Work required: Leave out the pictures and repeat exactly the lines from the one containing "Give me a plain-text" through the final line of the listing below.
# # # # # # #
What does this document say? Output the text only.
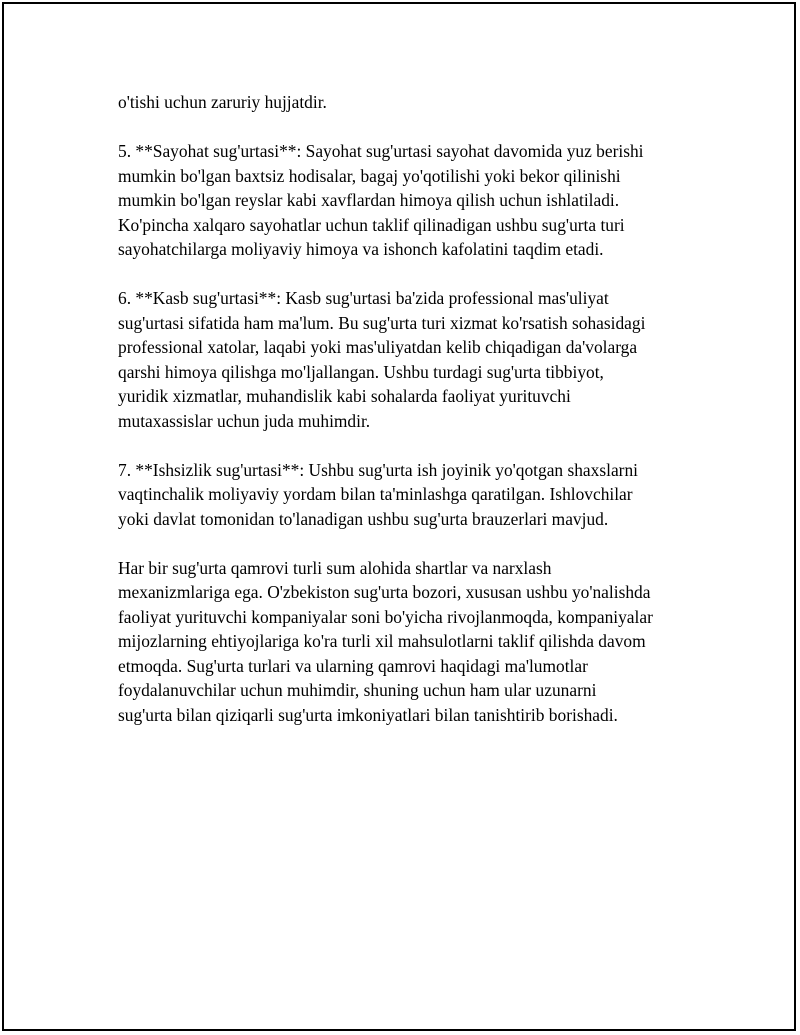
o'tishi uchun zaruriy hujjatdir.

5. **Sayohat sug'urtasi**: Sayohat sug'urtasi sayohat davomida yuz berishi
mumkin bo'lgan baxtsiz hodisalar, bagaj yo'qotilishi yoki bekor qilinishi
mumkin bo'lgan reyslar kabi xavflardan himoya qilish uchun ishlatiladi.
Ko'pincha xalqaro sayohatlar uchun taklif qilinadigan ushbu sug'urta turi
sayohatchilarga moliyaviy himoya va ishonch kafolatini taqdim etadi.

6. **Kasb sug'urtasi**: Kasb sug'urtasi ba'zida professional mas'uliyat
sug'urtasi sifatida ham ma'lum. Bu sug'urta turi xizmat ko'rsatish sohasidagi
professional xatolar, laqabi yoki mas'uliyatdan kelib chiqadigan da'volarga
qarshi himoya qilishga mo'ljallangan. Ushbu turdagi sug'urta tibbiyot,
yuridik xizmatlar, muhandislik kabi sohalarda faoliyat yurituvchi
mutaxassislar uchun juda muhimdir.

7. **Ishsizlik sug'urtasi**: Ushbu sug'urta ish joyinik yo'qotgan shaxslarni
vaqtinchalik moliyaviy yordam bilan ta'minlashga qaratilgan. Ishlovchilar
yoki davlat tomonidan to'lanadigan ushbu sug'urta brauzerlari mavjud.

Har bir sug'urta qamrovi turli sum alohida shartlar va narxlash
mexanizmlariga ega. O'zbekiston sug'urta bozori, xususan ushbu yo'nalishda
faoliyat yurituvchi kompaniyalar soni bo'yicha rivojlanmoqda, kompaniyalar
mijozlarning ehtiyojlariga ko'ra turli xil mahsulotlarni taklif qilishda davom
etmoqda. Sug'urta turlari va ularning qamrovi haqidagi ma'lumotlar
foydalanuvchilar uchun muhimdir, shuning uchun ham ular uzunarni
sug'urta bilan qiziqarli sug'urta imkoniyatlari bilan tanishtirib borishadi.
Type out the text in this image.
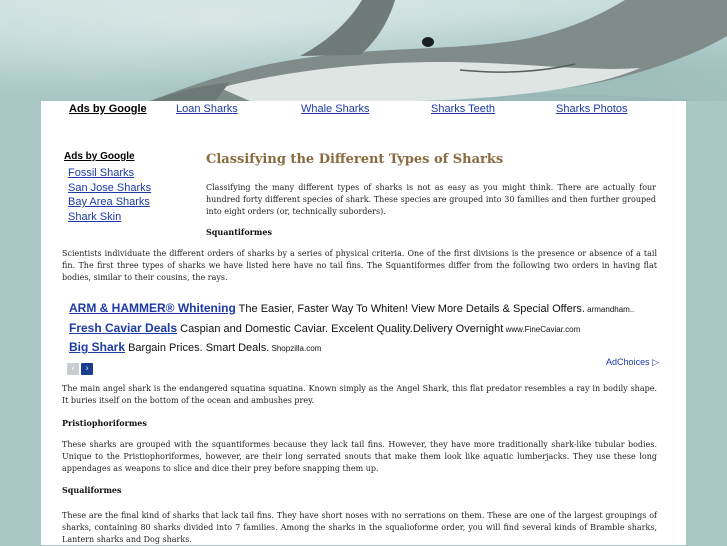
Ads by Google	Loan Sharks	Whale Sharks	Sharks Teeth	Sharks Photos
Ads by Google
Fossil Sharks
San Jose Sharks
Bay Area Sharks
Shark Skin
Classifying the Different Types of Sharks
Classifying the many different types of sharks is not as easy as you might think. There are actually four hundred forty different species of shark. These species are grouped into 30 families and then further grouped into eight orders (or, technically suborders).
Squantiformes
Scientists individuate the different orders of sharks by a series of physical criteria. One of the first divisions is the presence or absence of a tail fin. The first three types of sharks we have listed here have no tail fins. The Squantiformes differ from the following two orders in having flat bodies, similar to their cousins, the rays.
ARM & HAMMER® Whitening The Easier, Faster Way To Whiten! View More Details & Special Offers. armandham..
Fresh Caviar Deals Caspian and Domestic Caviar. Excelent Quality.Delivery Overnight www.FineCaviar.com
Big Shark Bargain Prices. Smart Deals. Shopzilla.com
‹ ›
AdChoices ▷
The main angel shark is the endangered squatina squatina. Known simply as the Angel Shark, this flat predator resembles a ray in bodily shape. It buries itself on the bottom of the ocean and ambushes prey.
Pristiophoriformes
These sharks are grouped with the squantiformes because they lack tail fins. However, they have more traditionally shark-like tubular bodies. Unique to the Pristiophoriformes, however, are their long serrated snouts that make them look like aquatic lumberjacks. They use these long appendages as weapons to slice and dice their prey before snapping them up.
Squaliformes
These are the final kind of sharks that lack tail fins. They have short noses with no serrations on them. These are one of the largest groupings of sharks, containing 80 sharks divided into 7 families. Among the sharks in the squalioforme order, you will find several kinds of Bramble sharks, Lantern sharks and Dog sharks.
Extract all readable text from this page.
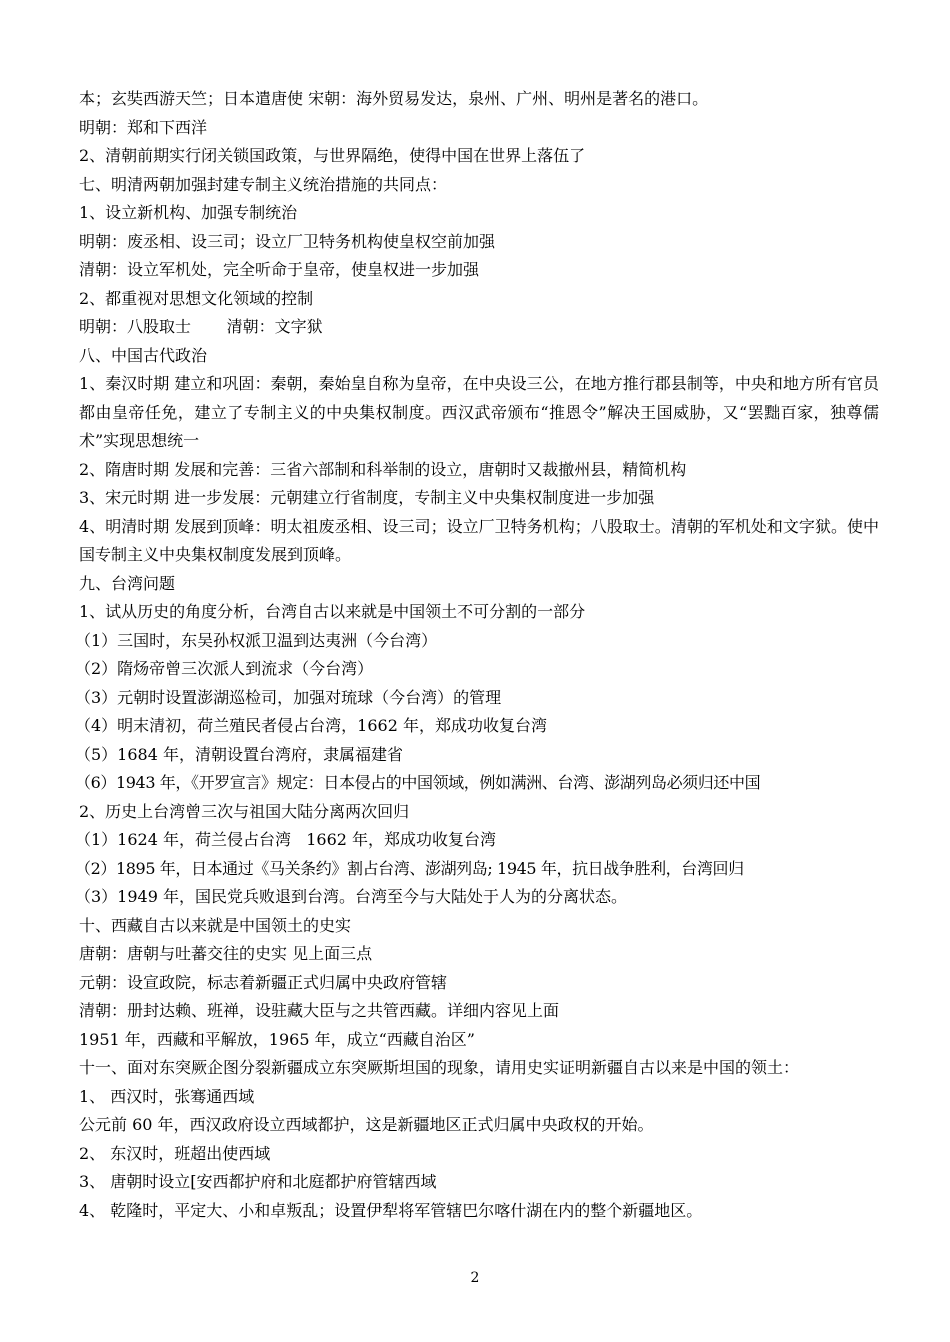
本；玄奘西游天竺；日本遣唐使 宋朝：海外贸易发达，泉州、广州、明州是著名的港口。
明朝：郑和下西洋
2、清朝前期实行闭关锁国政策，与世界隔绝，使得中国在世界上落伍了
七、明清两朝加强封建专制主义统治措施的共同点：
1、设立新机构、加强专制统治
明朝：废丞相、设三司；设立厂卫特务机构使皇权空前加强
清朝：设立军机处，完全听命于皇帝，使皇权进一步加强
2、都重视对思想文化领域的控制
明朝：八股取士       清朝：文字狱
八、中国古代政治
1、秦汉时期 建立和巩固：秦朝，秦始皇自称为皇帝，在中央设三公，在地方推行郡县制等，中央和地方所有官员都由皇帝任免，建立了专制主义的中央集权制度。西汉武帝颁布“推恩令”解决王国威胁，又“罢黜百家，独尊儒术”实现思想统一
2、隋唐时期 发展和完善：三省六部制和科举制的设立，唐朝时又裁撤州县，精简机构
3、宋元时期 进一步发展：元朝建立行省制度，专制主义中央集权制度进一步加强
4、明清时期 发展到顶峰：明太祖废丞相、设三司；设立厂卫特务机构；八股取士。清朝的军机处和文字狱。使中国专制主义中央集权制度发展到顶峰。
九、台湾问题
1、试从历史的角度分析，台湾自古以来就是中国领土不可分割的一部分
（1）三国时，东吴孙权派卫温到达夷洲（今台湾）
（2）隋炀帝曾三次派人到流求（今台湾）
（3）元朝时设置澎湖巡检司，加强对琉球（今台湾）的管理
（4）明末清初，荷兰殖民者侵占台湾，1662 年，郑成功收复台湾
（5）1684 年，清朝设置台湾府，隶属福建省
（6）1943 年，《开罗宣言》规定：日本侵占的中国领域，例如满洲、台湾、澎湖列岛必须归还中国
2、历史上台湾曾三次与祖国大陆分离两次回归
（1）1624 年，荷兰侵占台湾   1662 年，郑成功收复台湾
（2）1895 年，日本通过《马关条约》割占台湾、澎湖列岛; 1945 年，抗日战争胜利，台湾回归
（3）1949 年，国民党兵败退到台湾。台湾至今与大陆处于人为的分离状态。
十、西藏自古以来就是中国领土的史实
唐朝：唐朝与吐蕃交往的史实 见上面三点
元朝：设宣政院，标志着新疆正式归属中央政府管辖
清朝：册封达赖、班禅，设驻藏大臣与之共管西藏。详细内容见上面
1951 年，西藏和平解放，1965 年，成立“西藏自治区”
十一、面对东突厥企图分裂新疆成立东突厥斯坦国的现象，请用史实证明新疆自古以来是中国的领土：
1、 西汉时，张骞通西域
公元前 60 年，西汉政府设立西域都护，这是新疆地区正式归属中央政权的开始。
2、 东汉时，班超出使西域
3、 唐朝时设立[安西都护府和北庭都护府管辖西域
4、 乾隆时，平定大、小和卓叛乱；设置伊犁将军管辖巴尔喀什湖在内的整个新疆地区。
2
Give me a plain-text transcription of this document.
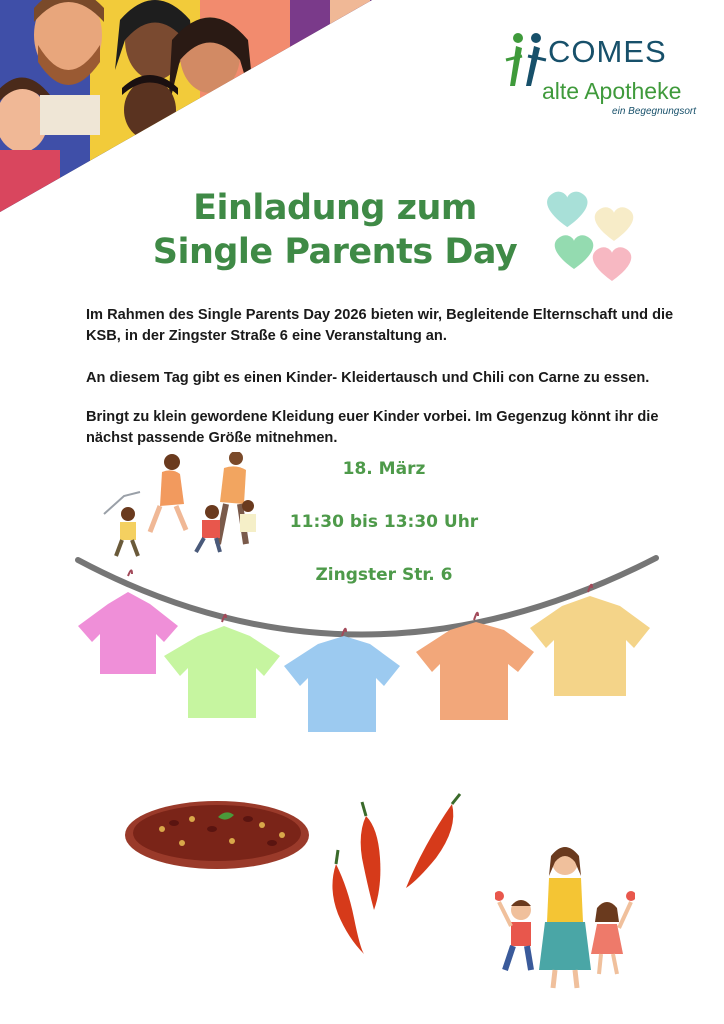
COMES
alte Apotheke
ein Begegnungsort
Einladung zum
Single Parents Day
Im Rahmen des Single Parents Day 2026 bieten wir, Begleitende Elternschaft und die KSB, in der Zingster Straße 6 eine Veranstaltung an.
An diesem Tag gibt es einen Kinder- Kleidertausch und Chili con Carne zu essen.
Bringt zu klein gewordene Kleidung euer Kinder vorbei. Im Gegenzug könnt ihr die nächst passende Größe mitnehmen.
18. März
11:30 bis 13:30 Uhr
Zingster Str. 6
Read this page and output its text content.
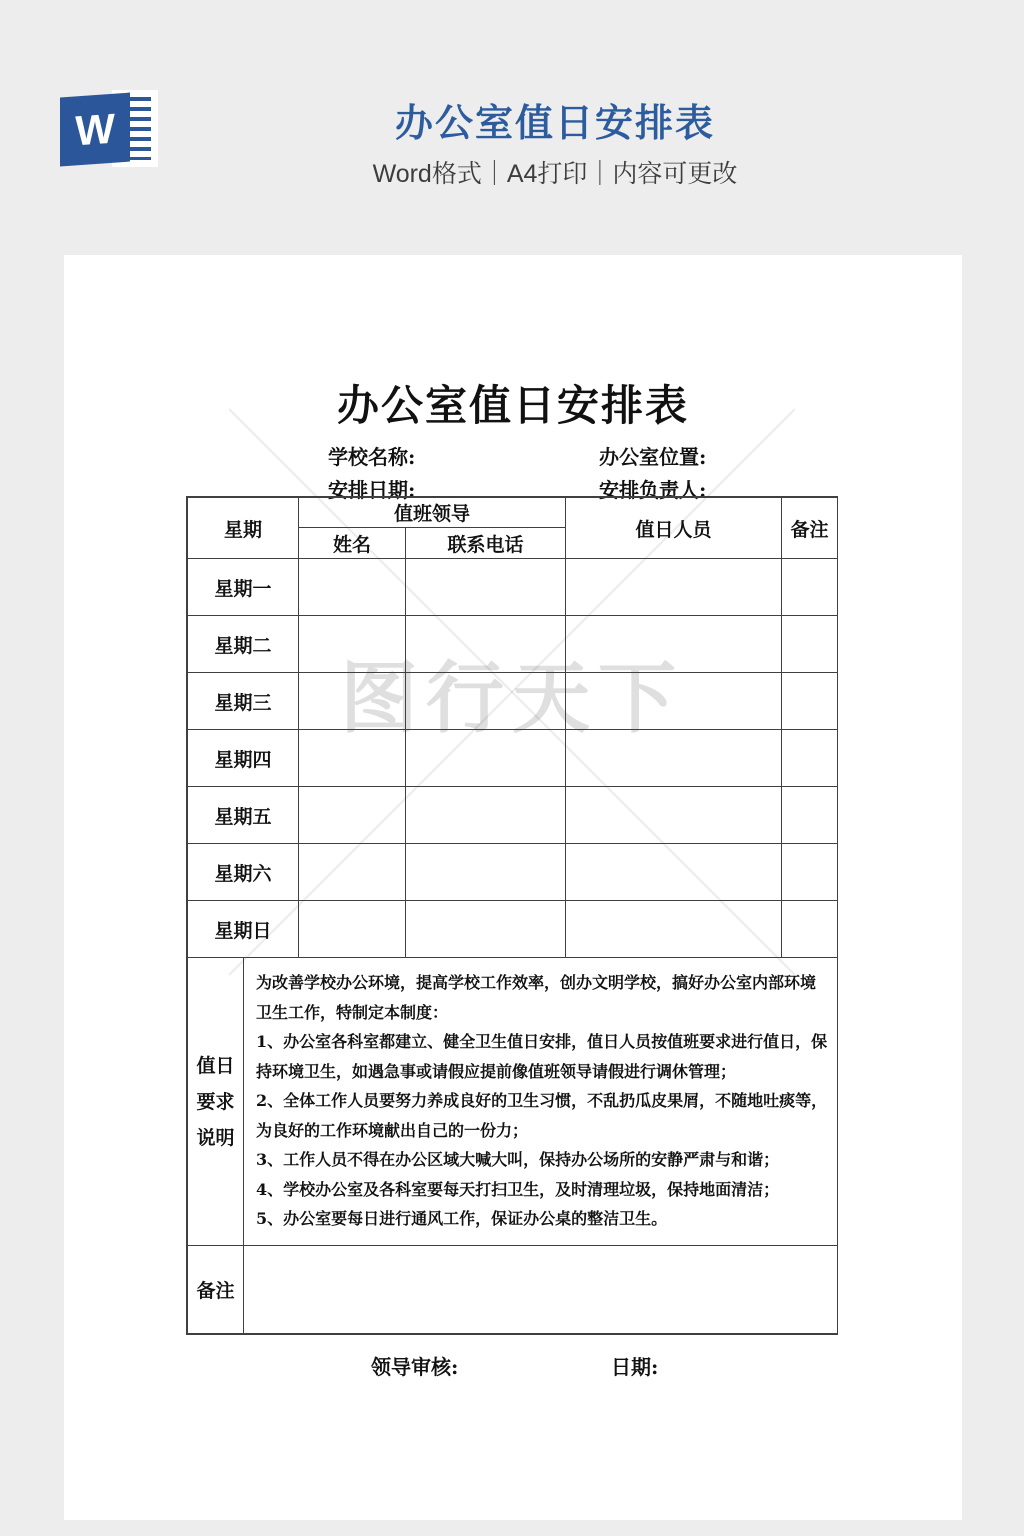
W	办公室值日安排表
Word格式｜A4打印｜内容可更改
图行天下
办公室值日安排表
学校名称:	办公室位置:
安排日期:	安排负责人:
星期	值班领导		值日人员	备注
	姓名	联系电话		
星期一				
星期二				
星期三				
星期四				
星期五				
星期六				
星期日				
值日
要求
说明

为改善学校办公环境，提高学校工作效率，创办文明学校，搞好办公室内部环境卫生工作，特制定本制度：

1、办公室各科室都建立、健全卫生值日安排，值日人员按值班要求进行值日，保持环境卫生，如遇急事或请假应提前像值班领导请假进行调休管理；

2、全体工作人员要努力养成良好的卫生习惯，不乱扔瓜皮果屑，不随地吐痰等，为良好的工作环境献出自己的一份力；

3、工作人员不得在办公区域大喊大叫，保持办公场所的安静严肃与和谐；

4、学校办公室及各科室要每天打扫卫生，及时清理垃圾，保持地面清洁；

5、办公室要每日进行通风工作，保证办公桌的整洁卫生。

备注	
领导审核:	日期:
# # # # # # #
Answer to the task:
Give me a plain-text transcription of this document.
COMES
alte Apotheke
ein Begegnungsort
Einladung zum
Single Parents Day
Im Rahmen des Single Parents Day 2026 bieten wir, Begleitende Elternschaft und die KSB, in der Zingster Straße 6 eine Veranstaltung an.
An diesem Tag gibt es einen Kinder- Kleidertausch und Chili con Carne zu essen.
Bringt zu klein gewordene Kleidung euer Kinder vorbei. Im Gegenzug könnt ihr die nächst passende Größe mitnehmen.
18. März
11:30 bis 13:30 Uhr
Zingster Str. 6
Read this page and output its text content.
W	办公室值日安排表
Word格式｜A4打印｜内容可更改
图行天下
办公室值日安排表
学校名称:	办公室位置:
安排日期:	安排负责人:
星期	值班领导		值日人员	备注
	姓名	联系电话		
星期一				
星期二				
星期三				
星期四				
星期五				
星期六				
星期日				
值日
要求
说明

为改善学校办公环境，提高学校工作效率，创办文明学校，搞好办公室内部环境卫生工作，特制定本制度：

1、办公室各科室都建立、健全卫生值日安排，值日人员按值班要求进行值日，保持环境卫生，如遇急事或请假应提前像值班领导请假进行调休管理；

2、全体工作人员要努力养成良好的卫生习惯，不乱扔瓜皮果屑，不随地吐痰等，为良好的工作环境献出自己的一份力；

3、工作人员不得在办公区域大喊大叫，保持办公场所的安静严肃与和谐；

4、学校办公室及各科室要每天打扫卫生，及时清理垃圾，保持地面清洁；

5、办公室要每日进行通风工作，保证办公桌的整洁卫生。

备注	
领导审核:	日期:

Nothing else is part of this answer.